-- Task requirements --
Go through the listing beneath this task and return every line that carries the string "Parse".

Stored data entries:
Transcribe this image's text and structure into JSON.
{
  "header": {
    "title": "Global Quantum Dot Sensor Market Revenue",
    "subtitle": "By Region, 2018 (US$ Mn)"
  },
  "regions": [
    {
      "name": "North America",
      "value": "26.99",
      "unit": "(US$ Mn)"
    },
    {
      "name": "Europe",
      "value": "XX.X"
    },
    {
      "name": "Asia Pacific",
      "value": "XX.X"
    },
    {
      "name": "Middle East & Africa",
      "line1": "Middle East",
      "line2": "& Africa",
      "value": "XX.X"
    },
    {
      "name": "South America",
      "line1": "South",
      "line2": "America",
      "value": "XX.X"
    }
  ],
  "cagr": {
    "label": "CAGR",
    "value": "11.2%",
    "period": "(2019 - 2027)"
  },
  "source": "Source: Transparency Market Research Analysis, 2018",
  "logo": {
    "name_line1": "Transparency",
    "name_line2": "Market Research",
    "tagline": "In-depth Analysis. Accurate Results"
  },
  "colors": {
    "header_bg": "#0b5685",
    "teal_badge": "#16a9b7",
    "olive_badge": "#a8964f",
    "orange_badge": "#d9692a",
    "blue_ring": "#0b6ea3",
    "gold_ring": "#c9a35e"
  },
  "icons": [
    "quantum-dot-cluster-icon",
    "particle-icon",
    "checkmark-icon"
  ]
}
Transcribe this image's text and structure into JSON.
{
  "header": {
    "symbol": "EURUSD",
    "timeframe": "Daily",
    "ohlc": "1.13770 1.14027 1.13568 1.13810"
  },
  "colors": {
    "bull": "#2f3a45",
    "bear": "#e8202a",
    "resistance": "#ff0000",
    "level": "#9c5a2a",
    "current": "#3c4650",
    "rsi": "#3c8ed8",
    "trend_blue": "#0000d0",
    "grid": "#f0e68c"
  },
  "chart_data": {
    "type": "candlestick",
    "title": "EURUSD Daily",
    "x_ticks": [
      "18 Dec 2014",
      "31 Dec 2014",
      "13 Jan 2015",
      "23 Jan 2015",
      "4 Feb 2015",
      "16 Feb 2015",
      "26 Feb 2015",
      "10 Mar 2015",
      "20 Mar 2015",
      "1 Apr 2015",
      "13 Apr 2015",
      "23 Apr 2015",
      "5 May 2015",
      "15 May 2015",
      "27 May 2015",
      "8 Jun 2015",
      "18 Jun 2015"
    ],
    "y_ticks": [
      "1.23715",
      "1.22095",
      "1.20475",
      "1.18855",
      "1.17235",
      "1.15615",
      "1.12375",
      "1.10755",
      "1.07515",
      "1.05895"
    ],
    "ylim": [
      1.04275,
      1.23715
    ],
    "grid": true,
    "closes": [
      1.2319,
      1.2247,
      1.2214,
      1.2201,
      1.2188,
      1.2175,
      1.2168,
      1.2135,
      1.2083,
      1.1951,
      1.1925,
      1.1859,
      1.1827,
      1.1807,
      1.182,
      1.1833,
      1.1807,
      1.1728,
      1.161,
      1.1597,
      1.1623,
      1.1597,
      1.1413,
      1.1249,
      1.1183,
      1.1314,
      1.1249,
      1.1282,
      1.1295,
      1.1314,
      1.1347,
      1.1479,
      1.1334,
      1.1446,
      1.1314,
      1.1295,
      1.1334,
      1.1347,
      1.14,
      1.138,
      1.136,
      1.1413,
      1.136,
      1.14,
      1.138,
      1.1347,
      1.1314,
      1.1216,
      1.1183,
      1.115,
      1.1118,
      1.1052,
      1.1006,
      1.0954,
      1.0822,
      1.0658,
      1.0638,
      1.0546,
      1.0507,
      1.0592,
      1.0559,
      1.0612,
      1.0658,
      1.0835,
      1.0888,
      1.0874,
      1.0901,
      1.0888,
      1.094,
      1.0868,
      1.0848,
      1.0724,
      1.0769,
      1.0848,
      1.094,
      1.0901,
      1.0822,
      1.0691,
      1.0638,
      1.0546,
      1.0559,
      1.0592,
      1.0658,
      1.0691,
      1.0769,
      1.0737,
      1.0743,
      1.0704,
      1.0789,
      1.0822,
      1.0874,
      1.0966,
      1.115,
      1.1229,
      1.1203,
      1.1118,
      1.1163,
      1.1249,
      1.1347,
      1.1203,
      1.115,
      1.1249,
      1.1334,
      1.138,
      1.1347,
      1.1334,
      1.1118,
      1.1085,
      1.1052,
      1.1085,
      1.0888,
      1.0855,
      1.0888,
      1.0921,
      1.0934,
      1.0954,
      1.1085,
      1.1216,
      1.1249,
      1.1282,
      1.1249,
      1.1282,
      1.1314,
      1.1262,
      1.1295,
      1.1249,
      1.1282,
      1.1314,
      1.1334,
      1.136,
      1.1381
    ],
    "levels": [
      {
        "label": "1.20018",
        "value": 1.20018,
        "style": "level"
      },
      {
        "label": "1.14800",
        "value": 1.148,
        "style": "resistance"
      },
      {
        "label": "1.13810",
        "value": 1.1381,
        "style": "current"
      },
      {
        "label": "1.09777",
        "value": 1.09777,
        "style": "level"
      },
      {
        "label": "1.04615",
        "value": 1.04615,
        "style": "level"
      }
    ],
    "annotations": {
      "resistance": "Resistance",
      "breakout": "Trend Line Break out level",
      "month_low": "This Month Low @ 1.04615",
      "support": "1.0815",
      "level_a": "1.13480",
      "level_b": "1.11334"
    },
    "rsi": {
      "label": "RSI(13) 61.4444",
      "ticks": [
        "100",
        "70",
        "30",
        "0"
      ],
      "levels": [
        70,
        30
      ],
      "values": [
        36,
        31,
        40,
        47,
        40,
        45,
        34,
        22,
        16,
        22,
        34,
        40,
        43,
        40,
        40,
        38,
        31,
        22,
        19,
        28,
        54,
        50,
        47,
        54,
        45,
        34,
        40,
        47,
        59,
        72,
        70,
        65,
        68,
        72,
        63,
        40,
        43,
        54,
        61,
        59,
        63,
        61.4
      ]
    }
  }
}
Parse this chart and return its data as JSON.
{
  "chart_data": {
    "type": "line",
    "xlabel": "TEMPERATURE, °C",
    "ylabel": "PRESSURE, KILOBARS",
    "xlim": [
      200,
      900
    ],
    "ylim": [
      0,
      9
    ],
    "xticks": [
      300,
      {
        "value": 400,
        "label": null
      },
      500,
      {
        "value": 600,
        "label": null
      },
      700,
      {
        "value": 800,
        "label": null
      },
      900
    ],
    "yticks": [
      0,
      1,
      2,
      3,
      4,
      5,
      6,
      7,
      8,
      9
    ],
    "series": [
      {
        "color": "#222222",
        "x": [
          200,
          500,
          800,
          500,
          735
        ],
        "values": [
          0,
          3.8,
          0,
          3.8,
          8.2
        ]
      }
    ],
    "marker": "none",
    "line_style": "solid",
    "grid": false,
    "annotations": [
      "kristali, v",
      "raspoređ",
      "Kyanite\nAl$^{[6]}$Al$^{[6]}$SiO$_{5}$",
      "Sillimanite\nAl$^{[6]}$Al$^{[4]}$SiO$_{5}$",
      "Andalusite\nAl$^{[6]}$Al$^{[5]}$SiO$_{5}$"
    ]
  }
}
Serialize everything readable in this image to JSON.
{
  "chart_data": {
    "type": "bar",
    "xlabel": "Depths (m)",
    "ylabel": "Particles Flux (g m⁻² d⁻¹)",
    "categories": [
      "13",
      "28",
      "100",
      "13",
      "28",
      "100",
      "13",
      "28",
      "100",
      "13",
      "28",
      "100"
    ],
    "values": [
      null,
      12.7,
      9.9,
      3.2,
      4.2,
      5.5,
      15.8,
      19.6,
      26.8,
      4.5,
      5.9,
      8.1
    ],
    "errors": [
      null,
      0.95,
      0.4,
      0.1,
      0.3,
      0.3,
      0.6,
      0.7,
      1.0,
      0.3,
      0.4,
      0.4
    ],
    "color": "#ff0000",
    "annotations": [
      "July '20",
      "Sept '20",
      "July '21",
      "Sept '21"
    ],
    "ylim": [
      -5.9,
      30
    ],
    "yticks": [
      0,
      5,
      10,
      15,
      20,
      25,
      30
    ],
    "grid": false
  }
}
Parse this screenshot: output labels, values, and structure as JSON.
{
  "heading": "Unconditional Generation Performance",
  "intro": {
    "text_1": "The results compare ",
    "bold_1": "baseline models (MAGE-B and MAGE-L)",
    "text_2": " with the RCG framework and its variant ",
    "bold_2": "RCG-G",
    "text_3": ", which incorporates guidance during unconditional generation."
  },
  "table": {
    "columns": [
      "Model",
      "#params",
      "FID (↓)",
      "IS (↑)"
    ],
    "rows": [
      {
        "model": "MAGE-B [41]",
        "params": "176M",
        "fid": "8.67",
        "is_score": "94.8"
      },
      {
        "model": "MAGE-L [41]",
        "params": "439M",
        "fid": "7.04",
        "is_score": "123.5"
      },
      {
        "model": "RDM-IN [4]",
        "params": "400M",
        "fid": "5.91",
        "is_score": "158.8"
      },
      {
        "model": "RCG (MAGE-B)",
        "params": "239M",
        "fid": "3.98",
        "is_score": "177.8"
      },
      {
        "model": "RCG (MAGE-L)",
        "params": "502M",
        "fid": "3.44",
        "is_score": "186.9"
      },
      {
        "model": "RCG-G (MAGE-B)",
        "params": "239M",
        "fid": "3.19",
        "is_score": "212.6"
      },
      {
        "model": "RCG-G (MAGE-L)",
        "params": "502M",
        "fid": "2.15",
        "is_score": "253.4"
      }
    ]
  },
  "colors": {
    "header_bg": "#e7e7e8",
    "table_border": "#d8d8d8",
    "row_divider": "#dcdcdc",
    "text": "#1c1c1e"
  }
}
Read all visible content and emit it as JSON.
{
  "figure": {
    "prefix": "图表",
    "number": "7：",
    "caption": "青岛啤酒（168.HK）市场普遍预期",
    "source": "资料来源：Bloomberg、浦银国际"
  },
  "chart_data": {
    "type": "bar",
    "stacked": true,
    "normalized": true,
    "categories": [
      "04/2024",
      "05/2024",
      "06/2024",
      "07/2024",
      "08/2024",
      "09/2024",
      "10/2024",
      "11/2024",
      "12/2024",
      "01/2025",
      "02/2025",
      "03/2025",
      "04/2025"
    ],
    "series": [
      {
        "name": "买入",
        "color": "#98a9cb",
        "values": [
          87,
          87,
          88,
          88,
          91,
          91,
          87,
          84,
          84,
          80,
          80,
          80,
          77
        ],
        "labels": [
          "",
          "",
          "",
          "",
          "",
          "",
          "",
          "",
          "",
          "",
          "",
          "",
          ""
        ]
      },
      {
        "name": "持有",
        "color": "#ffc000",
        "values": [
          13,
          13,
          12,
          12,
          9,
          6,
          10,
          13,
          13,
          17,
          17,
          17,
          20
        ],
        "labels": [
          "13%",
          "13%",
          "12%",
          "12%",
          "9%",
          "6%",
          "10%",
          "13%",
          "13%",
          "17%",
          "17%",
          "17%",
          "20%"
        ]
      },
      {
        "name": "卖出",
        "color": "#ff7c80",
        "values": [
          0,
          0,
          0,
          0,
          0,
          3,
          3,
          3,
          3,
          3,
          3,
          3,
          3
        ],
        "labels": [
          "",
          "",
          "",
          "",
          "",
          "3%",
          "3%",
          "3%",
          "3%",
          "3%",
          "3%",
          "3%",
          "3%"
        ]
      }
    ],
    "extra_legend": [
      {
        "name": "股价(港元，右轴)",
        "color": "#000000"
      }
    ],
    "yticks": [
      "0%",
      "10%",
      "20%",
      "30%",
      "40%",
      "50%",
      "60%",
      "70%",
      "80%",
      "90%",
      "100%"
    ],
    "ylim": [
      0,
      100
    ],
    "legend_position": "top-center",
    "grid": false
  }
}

-- Complete answer --
Parse this chart and return its data as JSON.
Parse this screenshot: output labels, values, and structure as JSON.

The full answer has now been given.